» ФРАГМЕНТ ТЕКСТА:
---

Что такое «крутость» и как крутые вещи формируют экономику

Зачем мы молимся на новый айфон, если наш старый самсунг с успехом выполняет все нужные функции? Философ Стивен Кварц и политолог Анетт Асп пытаются уловить суть того, что считается cool и uncool. Русский перевод их книги «Круто! Как подсознательное стремление выделиться правит экономикой и формирует облик нашего мира» вышел в издательстве Альпина Паблишер, публикуем фрагмент и рекомендуем приобрести книгу целиком.

Через окошко мы видим очертания тела Лизы, лежащей в нашем томографе в Калифорнийском технологическом институте. Перед ее глазами на экране появляются изображения крутых и не очень товаров и знаменитых людей. В шуме и суете повседневной жизни, полной очень сложных социальных и коммерческих посланий, на Лизу воздействуют не до конца ясные силы, определяющие ее реакцию на эти изображения. Социальные факторы, точно так же как и природные, в основном влияют на уровне подсознания. Они формируют наши убеждения, мечты и чувства таким образом, что мы чаще всего не понимаем и не осознаем этого.

Мозг Лизы отображает все ассоциации, возникающие у нее в ответ на изображения, в виде определенных схем активности. Это как сознательные, так и бессознательные реакции. К ним, в частности, относится понимание Лизой полезных функций предметов (например, основная ценность наручных часов состоит в точности определения времени), но реакции эти намного шире.

Любые современные часы определяют время с большей точностью, чем это нужно обычному человеку.

Так что же отличает одни часы от других, помимо полезных функций? Почему одни становятся объектом желания, а другие не вызывают никаких чувств или подвергаются насмешкам?

---

» УСЛОВИЯ ЗАДАНИЙ:
[1] Повторите дословно часть фрагмента, начиная со слов «Мозг Лизы отображает» и продолжая вплоть до слов «нужно обычному человеку.».
[2] В каком учреждении находится томограф, в котором лежит Лиза, согласно фрагменту?
[3] Соответствуют ли фрагменту утверждения (a), (b) и (c)? Для каждого ответьте «да» или «нет» и приведите решающие слова фрагмента дословно.
(a) Стивен Кварц — политолог.
(b) Социальные факторы в основном влияют на уровне подсознания.
(c) Русский перевод книги вышел в издательстве Альпина Паблишер.

---

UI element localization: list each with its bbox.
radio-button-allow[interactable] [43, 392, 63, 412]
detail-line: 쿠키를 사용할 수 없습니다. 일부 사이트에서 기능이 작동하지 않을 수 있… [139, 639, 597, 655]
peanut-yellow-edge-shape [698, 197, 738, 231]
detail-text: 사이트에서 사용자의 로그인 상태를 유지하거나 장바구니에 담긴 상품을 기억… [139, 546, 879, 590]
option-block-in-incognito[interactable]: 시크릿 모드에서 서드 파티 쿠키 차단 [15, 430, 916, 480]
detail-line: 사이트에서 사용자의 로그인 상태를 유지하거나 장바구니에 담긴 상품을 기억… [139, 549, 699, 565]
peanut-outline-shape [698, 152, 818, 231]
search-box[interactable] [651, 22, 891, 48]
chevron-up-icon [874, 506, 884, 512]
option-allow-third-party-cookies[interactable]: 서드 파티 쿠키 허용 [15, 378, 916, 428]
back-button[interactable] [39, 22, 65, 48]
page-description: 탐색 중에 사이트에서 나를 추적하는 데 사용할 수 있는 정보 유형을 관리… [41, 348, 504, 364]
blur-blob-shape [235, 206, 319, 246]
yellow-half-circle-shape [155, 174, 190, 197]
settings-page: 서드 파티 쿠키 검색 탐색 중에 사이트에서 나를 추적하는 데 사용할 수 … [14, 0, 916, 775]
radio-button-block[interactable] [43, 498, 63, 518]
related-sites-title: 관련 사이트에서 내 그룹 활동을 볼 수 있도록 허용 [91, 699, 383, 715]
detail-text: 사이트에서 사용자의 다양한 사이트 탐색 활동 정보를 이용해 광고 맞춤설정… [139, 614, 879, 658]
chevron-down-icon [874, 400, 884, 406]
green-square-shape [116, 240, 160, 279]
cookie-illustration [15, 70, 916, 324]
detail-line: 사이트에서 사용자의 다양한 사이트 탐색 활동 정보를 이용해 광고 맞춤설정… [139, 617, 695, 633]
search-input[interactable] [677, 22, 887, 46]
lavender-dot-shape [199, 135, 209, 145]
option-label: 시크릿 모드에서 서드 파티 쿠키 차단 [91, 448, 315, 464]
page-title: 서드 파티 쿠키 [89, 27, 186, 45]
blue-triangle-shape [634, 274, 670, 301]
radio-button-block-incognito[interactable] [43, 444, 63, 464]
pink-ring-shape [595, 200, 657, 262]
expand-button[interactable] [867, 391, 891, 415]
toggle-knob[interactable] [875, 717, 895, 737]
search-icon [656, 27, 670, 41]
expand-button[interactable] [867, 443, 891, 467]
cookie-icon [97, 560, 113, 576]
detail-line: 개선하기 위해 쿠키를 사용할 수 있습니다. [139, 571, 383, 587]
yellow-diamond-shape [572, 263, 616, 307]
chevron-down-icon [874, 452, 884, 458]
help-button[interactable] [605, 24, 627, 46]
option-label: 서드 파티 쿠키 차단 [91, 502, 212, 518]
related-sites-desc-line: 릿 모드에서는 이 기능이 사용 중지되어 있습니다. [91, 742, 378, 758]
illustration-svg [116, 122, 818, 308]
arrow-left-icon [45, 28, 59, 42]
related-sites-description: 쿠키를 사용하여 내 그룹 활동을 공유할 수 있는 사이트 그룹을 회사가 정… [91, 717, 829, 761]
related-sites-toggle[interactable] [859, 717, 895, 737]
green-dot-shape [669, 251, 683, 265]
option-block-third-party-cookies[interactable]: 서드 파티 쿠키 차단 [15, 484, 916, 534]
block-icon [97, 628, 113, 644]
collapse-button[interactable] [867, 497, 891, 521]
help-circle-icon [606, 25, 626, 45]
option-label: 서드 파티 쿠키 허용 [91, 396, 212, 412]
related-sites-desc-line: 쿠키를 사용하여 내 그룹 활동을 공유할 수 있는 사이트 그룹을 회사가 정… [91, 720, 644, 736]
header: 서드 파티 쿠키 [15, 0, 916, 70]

---

» ОТВЕТЫ ПО ЗАДАНИЯМ:
[1]
Мозг Лизы отображает все ассоциации, возникающие у нее в ответ на изображения, в виде определенных схем активности. Это как сознательные, так и бессознательные реакции. К ним, в частности, относится понимание Лизой полезных функций предметов (например, основная ценность наручных часов состоит в точности определения времени), но реакции эти намного шире.

Любые современные часы определяют время с большей точностью, чем это нужно обычному человеку.

[2] В Калифорнийском технологическом институте.

[3]
(a) Нет: «Философ Стивен Кварц и политолог Анетт Асп».
(b) Да: «Социальные факторы, точно так же как и природные, в основном влияют на уровне подсознания».
(c) Да: «вышел в издательстве Альпина Паблишер».